Instruction:
Each line in the entries below that holds the string "have" is to be listed.

[start]

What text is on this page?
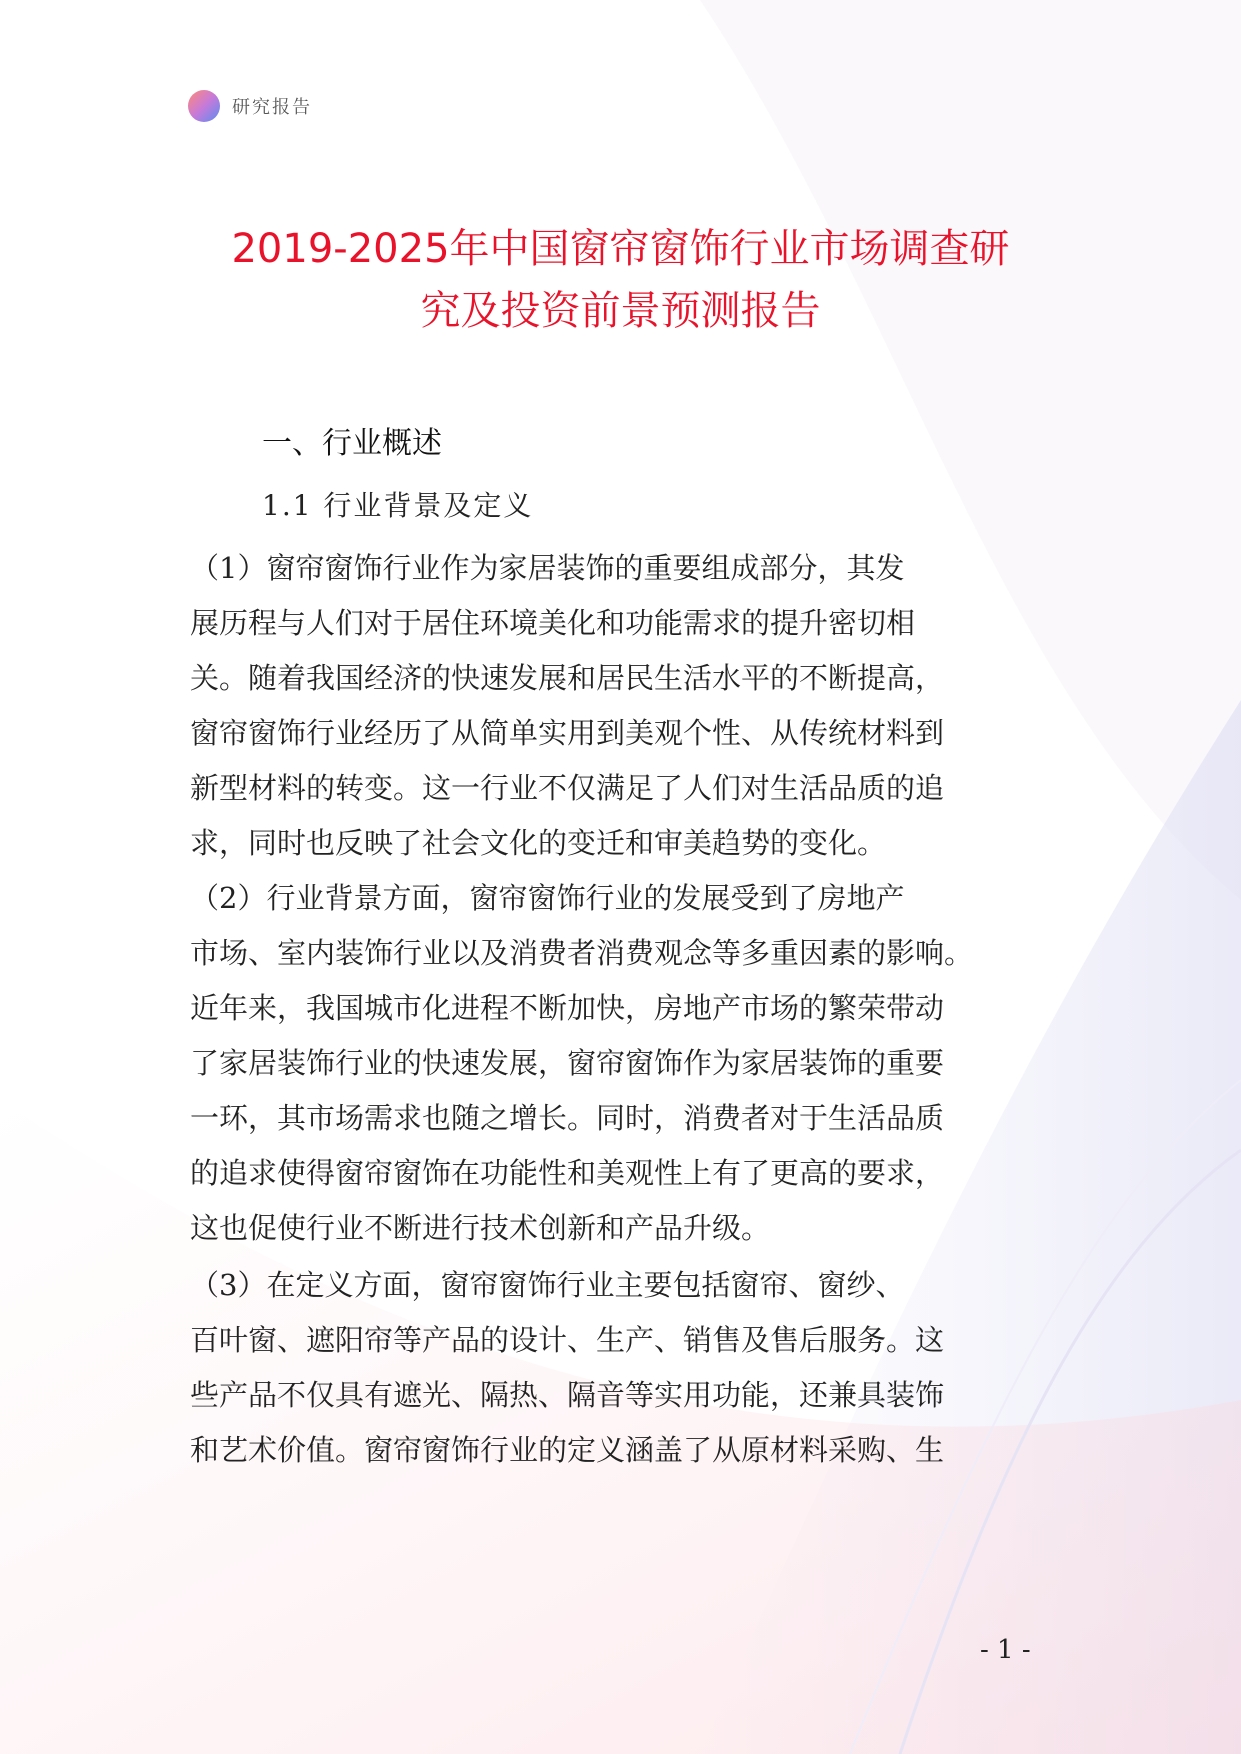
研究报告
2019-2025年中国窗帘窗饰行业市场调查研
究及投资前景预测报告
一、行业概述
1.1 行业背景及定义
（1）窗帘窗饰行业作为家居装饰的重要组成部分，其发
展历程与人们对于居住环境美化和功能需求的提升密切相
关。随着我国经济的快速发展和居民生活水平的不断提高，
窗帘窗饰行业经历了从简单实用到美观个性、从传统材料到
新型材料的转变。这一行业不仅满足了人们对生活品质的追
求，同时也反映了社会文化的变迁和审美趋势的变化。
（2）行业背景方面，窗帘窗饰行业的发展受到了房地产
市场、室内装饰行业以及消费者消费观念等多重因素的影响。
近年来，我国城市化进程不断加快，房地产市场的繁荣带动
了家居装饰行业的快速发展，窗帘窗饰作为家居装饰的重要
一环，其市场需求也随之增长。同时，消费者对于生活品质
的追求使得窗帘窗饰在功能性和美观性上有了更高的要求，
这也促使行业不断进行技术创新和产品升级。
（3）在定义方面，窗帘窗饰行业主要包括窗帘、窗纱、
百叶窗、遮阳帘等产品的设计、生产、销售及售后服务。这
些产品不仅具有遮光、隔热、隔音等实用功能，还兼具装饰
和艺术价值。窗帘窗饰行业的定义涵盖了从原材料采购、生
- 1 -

[end]
[start]

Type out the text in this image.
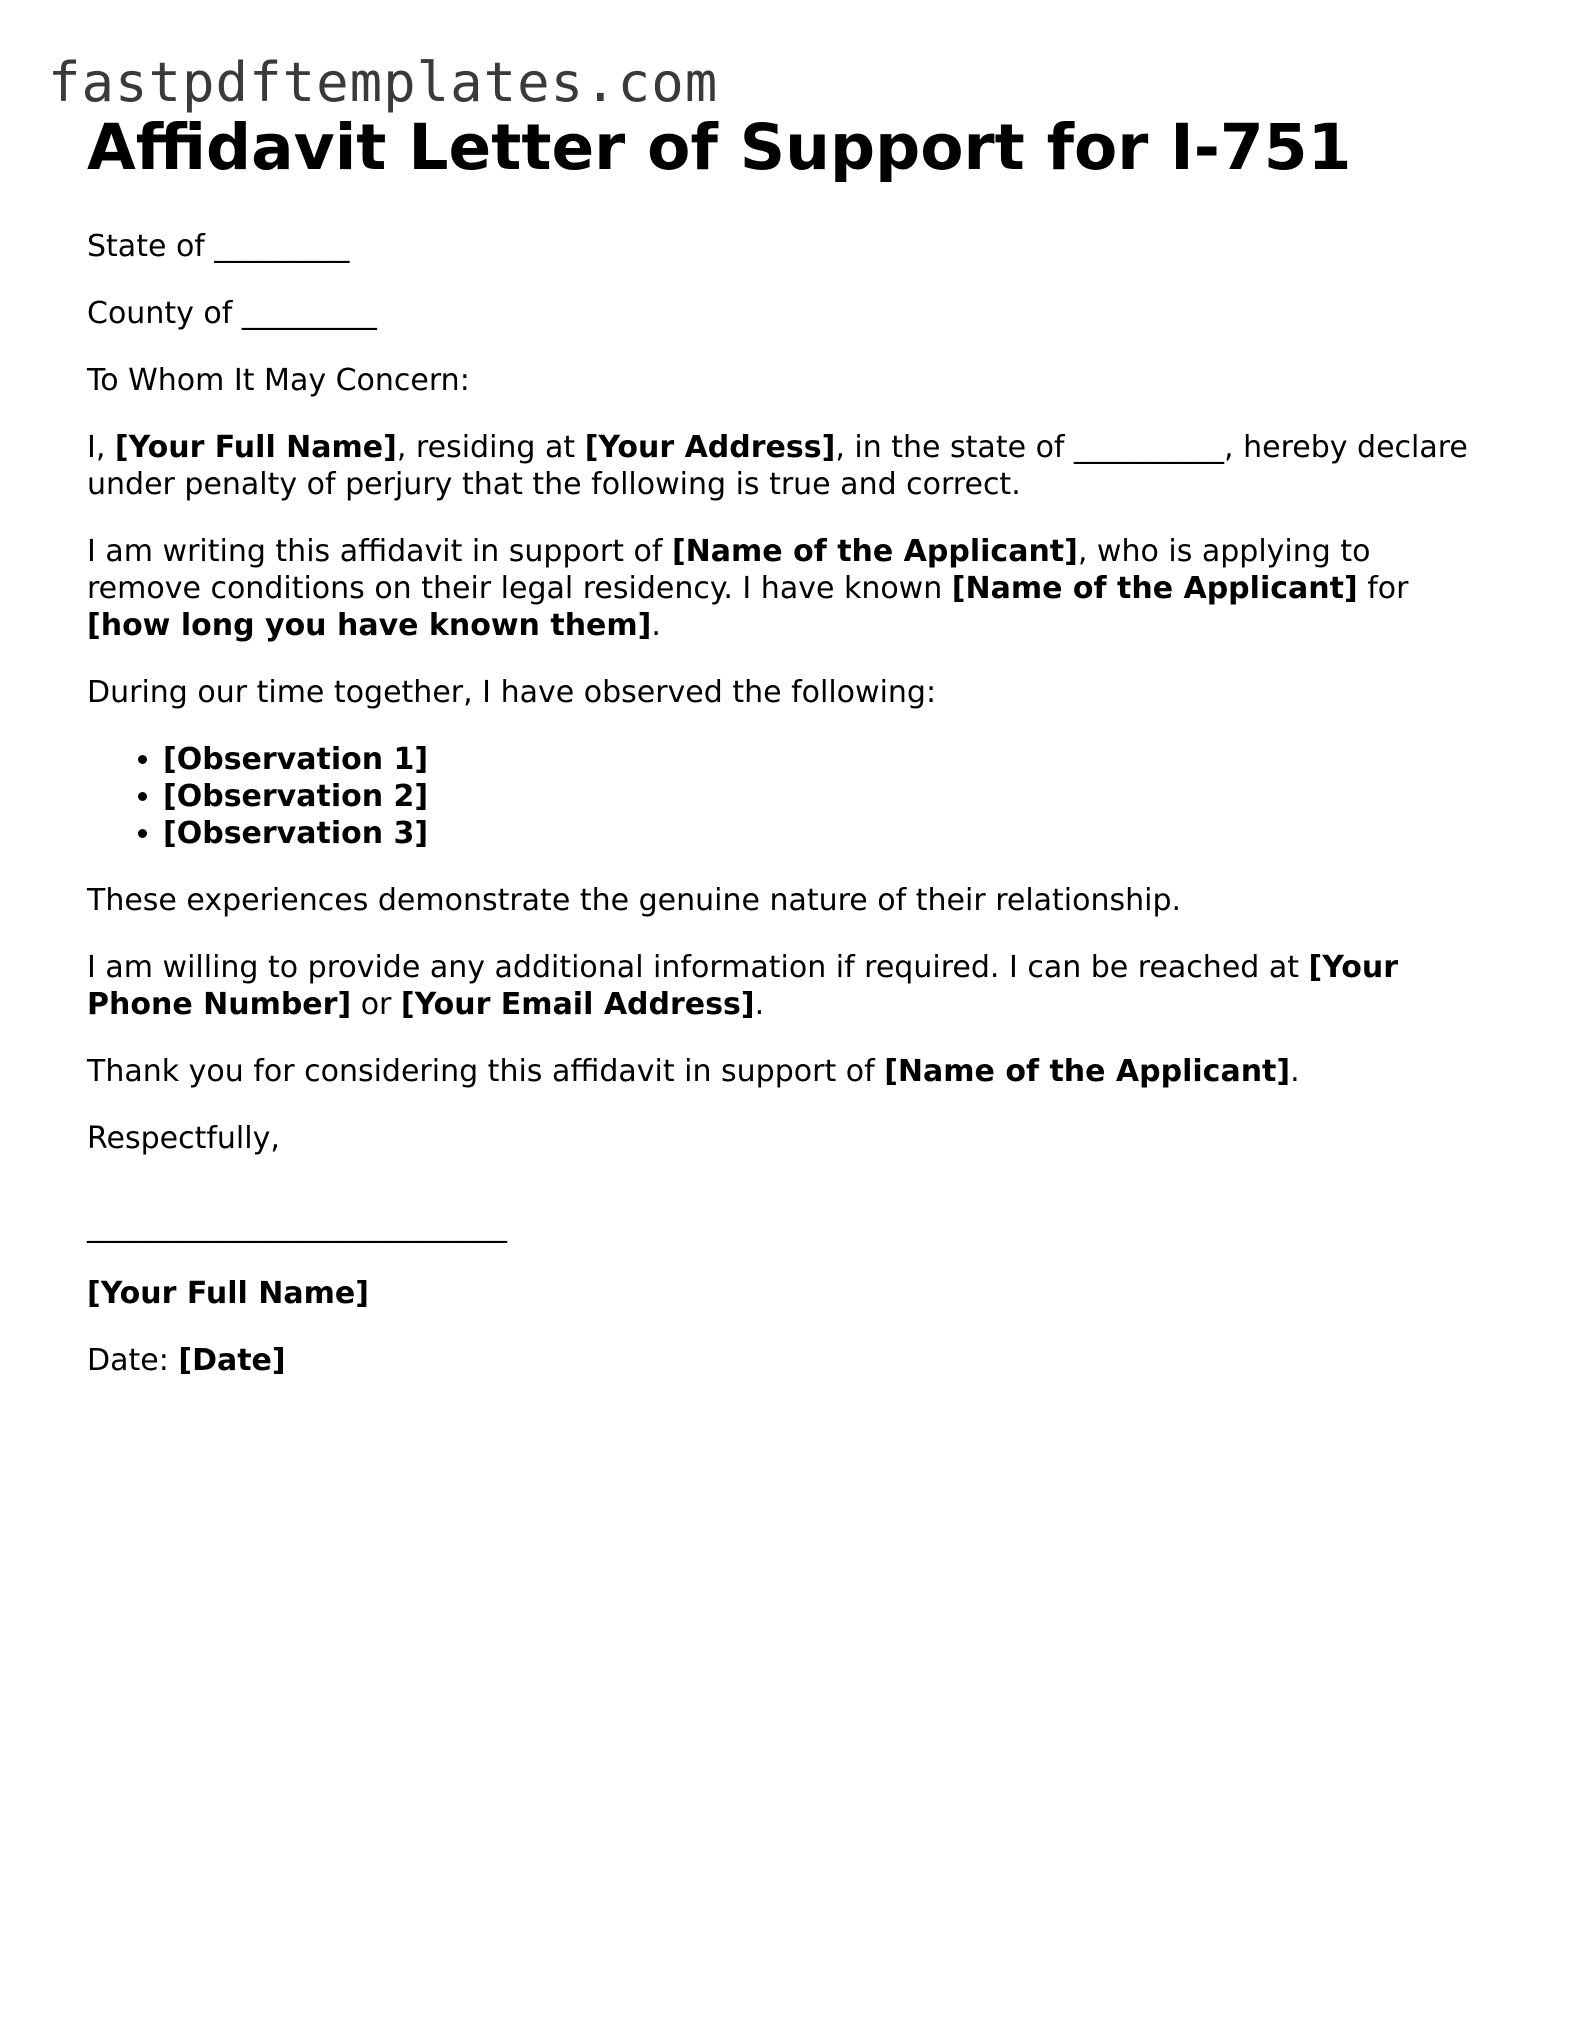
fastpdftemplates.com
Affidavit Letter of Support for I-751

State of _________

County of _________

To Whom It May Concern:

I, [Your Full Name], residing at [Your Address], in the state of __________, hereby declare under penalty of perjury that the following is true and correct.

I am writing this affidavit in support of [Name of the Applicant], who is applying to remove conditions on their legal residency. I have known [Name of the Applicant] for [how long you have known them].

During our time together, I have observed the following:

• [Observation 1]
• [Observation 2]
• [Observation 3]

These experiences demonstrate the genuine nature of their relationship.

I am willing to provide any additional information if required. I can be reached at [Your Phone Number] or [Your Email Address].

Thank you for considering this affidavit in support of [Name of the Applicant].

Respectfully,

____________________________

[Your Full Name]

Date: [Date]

[end]
[start]

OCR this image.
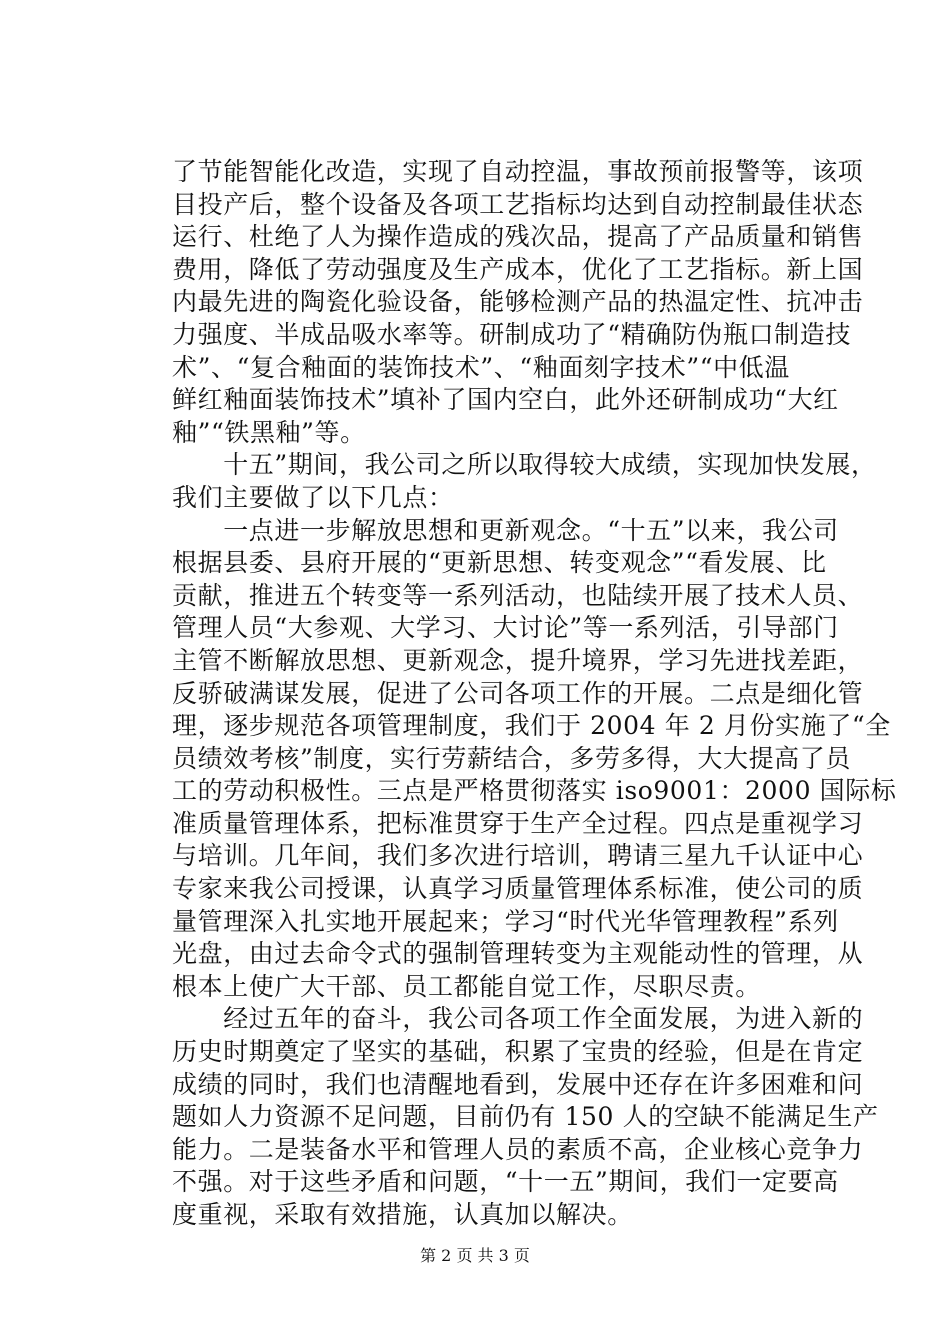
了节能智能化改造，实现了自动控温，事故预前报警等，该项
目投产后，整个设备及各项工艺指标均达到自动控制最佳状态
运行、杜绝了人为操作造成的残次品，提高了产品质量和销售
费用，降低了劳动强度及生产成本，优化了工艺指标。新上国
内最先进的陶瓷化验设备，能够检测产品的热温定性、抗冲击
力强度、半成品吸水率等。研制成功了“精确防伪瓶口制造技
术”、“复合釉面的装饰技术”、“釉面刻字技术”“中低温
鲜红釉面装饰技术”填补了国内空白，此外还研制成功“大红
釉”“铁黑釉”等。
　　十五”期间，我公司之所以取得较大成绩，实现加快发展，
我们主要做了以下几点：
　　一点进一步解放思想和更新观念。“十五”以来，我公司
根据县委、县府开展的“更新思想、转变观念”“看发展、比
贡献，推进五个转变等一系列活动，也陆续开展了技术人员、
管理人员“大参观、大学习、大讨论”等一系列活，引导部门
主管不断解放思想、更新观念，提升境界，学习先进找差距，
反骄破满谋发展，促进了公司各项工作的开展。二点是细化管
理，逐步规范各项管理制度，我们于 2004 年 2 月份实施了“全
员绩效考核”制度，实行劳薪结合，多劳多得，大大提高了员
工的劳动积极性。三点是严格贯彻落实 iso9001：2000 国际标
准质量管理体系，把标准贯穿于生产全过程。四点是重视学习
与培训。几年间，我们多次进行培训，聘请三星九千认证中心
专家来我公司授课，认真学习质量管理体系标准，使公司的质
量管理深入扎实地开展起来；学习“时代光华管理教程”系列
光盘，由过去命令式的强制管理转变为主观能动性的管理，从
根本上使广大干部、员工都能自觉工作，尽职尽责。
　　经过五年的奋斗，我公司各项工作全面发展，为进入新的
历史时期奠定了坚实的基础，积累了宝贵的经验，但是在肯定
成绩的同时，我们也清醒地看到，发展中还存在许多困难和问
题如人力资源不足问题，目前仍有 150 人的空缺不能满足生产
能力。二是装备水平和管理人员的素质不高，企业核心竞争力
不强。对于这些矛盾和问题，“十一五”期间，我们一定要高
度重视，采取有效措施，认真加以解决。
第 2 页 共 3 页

[end]

Solution for this exercise:
I am writing this affidavit in support of [Name of the Applicant], who is applying to remove conditions on their legal residency. I have known [Name of the Applicant] for [how long you have known them].
During our time together, I have observed the following:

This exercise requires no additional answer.